_EXCERPT TO READ:_
★ ★ ★ ★ ★

Here's a short post I posted to the Rara-Avis e-mail group earlier today, about who was the first hardboiled crime writer:
Stephen Mertz writes in this article:
"It is recorded fact that Carroll John Daly, in the pages of Black Mask in 1923, produced the first hardboiled private eye story, predating Hammett's first Continental Op tale by a number of months."
Isn't it always a bit dangerous to claim someone or something was the first one? There certainly were hardboiled stories before that and there certainly were private eye stories before that. I've read Gordon Young's story about Everhard, who was a private-eyeish hero who likes to shoot and doesn't even shake hands with anyone. I seem to remember that he was more hardboiled than Daly's Race Williams, who likes to show off, which Everhard never did.
Gordon Young had lots of Everhard stories in the Adventure pulp magazine from 1917 to 1921 - so they stopped a year before Daly wrote his first story in Black Mask!
Young's Everhard tales ran until 1936 in ADVENTURE. One laso appeared in the July 25th 1939 issue of the pulp SHORT STORIES.
ReplyDeleteThanks, Pulpchips! I don't remember anymore where I got the info on the Everhard run. It would be interesting to read them and check out whether all the early ones are as hardboiled as the ones I've read - which were presumably from a later date.

★ ★ ★ ★ ★

_ASSIGNED TASK 1:_
From the blog post, copy the words between "Isn't it always" and "pulp SHORT STORIES.", inclusive.
_ASSIGNED TASK 2:_
Does the blog post agree with each statement below? Answer yes or no for each, quoting the words from the text that decide it.
(a) Gordon Young's Everhard stories ran in the Adventure pulp magazine.
(b) The poster recalls Everhard as less hardboiled than Race Williams.
(c) Stephen Mertz says Daly's first hardboiled private eye story came after Hammett's first Continental Op tale.

★ ★ ★ ★ ★

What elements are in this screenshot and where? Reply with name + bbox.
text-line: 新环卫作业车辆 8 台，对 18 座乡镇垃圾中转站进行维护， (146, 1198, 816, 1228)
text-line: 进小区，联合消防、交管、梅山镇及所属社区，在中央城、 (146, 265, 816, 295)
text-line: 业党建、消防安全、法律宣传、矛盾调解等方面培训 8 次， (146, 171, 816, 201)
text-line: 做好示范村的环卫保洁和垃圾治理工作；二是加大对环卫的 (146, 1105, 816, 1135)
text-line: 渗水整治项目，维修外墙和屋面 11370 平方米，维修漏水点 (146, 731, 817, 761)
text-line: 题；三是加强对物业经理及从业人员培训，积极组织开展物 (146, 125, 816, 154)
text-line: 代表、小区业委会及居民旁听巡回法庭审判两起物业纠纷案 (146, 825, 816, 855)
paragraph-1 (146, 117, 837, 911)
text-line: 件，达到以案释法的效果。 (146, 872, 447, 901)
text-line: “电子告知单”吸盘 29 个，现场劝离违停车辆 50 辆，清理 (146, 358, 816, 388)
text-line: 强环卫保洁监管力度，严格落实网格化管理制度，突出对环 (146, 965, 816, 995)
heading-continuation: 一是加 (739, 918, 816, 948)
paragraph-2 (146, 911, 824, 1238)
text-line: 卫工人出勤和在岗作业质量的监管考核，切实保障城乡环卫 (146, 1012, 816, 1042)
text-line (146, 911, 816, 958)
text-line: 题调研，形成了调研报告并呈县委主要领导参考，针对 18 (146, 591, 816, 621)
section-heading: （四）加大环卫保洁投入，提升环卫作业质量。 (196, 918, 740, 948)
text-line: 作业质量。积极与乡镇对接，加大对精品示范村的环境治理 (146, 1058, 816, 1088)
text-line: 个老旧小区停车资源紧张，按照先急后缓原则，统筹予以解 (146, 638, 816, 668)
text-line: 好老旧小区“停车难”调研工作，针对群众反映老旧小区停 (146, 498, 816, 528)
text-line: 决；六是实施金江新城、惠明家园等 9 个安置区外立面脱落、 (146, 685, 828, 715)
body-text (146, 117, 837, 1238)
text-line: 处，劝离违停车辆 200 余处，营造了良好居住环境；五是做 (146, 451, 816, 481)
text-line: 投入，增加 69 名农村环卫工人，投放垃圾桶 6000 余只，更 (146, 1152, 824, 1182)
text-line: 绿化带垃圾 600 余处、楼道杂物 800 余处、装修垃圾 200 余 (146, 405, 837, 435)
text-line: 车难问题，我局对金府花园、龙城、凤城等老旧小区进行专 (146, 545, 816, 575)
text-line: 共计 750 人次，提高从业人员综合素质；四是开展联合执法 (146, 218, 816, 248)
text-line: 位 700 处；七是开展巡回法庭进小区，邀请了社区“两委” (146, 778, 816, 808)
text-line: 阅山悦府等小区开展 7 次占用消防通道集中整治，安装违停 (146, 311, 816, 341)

★ ★ ★ ★ ★

_ANSWER SPACE 1:_
Isn't it always a bit dangerous to claim someone or something was the first one? There certainly were hardboiled stories before that and there certainly were private eye stories before that. I've read Gordon Young's story about Everhard, who was a private-eyeish hero who likes to shoot and doesn't even shake hands with anyone. I seem to remember that he was more hardboiled than Daly's Race Williams, who likes to show off, which Everhard never did.
Gordon Young had lots of Everhard stories in the Adventure pulp magazine from 1917 to 1921 - so they stopped a year before Daly wrote his first story in Black Mask!
Young's Everhard tales ran until 1936 in ADVENTURE. One laso appeared in the July 25th 1939 issue of the pulp SHORT STORIES.

_ANSWER SPACE 2:_
(a) Yes: "Gordon Young had lots of Everhard stories in the Adventure pulp magazine from 1917 to 1921"
(b) No: "I seem to remember that he was more hardboiled than Daly's Race Williams"
(c) No: "predating Hammett's first Continental Op tale by a number of months"